• [Exercise requirements]: State the count of lines below in which the word "World" appears, and add nothing.

• [Data listing]:
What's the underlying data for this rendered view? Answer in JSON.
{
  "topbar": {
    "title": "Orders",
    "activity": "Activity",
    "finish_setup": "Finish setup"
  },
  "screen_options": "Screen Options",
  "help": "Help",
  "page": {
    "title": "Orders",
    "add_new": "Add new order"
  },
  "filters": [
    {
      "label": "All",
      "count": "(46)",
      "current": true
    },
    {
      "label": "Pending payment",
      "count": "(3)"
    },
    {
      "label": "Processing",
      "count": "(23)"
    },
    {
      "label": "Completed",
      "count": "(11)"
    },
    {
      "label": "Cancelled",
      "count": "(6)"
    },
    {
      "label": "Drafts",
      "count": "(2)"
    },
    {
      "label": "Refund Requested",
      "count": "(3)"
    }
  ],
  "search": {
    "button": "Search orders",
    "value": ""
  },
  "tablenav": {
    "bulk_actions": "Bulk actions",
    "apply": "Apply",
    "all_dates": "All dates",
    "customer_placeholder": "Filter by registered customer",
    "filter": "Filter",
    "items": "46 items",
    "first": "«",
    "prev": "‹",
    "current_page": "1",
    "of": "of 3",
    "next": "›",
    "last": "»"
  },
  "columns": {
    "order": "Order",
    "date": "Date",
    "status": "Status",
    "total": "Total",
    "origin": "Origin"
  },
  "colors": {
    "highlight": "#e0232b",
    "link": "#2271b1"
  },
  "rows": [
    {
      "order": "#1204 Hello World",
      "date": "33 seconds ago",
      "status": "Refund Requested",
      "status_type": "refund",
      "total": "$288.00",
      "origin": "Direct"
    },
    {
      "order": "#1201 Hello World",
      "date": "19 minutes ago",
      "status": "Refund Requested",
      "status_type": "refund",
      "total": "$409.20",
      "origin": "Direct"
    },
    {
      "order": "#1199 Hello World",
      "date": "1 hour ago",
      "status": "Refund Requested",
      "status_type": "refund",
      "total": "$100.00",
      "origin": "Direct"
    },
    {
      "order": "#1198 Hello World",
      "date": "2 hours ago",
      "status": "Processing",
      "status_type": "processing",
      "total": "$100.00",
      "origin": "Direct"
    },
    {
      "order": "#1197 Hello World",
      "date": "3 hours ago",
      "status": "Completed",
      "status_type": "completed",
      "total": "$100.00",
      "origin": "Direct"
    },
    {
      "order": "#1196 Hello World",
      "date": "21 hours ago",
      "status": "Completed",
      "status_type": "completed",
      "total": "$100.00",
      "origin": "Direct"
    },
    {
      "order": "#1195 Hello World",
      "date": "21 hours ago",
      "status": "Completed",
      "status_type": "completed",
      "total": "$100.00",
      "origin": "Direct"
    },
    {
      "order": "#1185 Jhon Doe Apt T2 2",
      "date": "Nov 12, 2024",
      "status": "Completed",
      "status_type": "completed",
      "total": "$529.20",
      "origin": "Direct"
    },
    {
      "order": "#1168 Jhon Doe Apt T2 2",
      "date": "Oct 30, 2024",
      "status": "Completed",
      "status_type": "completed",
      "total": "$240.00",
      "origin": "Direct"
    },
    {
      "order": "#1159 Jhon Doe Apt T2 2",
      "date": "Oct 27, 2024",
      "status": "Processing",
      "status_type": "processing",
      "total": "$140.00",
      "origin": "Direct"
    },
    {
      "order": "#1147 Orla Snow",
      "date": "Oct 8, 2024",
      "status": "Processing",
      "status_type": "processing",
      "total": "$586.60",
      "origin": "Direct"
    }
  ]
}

• [Written response]: 7